The request: In the entries below, count every line with the word "control". Return only the count.

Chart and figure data
_ _ _ _
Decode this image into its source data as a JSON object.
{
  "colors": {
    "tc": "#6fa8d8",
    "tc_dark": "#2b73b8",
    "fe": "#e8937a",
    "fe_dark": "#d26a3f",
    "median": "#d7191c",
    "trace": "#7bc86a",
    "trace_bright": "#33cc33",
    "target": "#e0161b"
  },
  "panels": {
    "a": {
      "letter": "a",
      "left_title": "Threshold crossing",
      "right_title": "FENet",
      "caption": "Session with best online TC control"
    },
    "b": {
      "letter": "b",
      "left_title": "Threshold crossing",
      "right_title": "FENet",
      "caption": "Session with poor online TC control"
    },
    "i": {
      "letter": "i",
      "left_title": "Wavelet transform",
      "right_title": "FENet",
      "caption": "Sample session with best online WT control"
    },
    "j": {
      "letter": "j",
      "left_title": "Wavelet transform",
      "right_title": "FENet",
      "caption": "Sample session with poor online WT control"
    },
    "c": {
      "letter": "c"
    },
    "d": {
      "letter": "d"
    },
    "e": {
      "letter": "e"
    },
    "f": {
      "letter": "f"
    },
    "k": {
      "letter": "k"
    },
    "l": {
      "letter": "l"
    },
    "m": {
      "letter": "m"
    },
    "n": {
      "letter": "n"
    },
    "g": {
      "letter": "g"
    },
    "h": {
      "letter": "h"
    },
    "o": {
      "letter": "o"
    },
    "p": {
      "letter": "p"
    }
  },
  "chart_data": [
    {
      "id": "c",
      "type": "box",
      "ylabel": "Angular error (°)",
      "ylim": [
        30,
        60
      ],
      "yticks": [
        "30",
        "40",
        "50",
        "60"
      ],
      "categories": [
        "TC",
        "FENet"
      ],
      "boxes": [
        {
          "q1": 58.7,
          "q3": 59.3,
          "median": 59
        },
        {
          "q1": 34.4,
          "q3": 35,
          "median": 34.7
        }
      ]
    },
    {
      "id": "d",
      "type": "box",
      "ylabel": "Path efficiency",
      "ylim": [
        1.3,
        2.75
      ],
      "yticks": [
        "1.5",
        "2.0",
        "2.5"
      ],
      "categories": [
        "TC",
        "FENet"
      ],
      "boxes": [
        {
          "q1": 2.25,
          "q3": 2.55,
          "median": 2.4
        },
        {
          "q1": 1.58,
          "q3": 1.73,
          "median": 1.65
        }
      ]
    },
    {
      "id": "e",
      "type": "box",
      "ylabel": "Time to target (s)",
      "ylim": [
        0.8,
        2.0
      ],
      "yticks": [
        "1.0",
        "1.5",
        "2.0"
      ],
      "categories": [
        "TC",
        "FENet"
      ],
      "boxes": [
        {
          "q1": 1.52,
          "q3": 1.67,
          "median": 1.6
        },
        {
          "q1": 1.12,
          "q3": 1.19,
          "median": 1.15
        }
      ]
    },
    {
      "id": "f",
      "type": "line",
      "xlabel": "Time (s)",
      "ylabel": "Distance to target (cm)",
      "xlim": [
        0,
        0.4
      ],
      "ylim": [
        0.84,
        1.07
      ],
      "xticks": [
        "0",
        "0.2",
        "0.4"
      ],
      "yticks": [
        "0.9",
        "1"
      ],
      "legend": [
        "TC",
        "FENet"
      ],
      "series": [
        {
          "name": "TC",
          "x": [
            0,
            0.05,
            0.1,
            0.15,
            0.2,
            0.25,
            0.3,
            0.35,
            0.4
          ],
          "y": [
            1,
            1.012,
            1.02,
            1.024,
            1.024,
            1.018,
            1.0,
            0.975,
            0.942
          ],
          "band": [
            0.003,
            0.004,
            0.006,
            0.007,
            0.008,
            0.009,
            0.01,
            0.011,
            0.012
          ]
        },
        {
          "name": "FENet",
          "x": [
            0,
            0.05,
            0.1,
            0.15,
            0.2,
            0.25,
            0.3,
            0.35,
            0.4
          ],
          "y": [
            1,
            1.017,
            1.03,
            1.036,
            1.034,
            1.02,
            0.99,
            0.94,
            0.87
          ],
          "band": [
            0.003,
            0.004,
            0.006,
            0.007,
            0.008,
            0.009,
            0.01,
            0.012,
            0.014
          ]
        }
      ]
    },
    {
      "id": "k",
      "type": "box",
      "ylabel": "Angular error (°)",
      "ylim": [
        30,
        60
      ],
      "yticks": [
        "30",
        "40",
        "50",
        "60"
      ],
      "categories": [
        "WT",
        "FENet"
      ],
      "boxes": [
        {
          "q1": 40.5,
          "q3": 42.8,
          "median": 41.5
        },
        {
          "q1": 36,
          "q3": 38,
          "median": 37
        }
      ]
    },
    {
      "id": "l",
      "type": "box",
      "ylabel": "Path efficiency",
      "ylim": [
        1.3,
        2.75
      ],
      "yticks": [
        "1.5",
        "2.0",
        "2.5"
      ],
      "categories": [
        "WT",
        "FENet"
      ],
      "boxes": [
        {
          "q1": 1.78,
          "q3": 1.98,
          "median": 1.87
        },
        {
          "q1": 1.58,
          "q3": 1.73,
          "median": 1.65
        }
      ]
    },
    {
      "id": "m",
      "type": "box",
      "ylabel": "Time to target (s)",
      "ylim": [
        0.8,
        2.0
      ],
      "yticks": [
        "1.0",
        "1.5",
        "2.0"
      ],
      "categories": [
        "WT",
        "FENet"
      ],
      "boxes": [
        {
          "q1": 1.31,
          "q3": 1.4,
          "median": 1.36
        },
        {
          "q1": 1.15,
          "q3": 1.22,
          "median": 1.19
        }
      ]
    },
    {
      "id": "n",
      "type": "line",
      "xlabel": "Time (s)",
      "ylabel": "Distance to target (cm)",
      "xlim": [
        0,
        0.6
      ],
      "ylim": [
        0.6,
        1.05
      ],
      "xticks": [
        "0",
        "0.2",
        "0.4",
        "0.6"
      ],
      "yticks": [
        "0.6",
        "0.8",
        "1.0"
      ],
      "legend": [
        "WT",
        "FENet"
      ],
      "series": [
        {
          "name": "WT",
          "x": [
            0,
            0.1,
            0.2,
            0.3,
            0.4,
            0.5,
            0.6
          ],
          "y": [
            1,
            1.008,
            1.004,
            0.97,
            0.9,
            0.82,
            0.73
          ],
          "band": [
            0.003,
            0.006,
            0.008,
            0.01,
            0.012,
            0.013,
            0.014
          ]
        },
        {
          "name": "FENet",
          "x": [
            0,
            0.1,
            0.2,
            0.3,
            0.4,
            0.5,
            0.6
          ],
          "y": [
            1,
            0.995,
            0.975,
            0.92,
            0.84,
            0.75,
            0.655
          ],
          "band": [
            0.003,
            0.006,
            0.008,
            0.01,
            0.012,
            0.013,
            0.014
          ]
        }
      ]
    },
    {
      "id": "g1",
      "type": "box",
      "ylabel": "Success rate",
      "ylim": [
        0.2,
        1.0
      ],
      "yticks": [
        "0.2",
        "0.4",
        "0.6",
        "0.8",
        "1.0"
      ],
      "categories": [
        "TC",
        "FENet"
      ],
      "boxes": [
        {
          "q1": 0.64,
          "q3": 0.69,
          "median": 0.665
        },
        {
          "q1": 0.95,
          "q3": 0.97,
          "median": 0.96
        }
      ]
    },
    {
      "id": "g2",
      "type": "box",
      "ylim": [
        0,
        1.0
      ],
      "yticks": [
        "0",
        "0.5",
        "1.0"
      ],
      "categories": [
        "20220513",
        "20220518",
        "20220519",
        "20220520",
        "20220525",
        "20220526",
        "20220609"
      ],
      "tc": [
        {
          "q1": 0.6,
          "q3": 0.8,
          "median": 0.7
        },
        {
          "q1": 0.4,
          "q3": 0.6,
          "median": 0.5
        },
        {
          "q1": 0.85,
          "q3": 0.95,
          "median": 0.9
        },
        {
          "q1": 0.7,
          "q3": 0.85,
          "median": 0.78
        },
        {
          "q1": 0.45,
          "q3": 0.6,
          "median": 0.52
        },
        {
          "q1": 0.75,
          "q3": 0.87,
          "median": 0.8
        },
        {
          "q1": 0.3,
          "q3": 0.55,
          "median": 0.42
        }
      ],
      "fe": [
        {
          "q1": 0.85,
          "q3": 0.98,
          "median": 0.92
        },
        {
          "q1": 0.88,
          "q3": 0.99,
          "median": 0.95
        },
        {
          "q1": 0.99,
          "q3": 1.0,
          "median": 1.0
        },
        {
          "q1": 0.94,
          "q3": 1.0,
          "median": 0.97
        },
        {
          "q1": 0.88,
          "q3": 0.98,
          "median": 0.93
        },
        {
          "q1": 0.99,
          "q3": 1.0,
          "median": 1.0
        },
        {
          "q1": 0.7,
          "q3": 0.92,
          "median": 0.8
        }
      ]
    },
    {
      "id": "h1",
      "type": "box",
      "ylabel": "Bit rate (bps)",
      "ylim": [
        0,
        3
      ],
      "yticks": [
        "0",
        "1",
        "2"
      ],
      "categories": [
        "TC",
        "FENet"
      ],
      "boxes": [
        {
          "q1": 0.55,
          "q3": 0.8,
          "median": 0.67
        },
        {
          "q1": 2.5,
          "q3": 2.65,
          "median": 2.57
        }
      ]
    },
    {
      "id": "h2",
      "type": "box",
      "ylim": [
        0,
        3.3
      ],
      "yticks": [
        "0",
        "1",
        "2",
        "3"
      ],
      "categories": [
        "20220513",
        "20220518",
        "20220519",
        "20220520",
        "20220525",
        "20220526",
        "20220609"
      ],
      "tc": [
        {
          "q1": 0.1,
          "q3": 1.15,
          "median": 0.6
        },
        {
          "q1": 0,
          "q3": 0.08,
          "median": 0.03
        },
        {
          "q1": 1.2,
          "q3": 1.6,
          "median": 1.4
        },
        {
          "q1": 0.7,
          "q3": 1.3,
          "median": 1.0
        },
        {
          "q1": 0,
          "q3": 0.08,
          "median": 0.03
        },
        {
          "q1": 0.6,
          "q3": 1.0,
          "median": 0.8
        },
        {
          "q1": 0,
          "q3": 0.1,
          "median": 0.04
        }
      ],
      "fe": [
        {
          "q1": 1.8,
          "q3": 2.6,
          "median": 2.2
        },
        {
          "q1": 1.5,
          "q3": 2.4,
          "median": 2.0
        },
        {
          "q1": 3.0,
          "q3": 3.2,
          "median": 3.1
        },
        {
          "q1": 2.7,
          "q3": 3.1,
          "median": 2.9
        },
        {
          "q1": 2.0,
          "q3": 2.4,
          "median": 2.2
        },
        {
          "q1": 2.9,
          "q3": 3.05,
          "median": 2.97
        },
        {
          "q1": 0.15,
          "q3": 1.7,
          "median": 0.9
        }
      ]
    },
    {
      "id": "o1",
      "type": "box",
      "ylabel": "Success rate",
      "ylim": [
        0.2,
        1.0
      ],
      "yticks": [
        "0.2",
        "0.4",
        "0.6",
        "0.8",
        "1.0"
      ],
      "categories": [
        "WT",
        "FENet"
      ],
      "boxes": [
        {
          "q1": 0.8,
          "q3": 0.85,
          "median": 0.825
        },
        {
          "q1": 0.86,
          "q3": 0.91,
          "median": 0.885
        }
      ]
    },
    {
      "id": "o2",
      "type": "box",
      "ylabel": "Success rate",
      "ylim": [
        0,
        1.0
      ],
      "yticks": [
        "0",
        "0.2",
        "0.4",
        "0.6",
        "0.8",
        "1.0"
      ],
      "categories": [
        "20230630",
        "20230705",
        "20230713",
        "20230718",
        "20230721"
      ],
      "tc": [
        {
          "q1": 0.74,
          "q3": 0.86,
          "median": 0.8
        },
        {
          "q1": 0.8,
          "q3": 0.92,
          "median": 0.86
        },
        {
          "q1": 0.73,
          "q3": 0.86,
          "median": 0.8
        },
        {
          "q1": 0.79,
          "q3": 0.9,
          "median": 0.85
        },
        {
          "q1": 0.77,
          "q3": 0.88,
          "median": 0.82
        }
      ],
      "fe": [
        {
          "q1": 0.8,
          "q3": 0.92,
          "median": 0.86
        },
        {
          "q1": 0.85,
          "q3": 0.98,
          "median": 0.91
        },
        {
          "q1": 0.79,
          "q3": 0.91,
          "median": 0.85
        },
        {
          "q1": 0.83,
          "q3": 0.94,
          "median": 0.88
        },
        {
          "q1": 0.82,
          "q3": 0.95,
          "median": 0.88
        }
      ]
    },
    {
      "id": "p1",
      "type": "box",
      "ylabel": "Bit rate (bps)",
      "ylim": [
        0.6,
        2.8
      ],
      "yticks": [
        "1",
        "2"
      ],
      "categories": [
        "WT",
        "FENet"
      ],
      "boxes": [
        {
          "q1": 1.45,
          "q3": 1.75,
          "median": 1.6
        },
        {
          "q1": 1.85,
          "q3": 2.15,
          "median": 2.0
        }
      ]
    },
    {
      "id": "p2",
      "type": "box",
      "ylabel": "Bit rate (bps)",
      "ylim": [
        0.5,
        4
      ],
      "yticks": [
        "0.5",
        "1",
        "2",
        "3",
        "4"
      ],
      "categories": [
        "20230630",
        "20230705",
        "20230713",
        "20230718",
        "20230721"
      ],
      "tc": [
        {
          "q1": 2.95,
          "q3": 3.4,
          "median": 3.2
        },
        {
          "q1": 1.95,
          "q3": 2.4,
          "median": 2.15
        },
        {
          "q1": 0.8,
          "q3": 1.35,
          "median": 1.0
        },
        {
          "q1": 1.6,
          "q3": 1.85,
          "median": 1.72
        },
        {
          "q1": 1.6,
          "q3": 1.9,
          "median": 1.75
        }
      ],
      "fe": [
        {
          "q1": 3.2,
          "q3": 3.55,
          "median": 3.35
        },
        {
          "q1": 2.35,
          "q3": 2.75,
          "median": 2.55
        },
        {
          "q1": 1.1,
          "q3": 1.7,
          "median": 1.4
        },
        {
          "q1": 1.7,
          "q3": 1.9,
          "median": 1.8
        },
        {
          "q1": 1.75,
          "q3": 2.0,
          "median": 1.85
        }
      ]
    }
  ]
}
_ _ _ _
Written reply: 4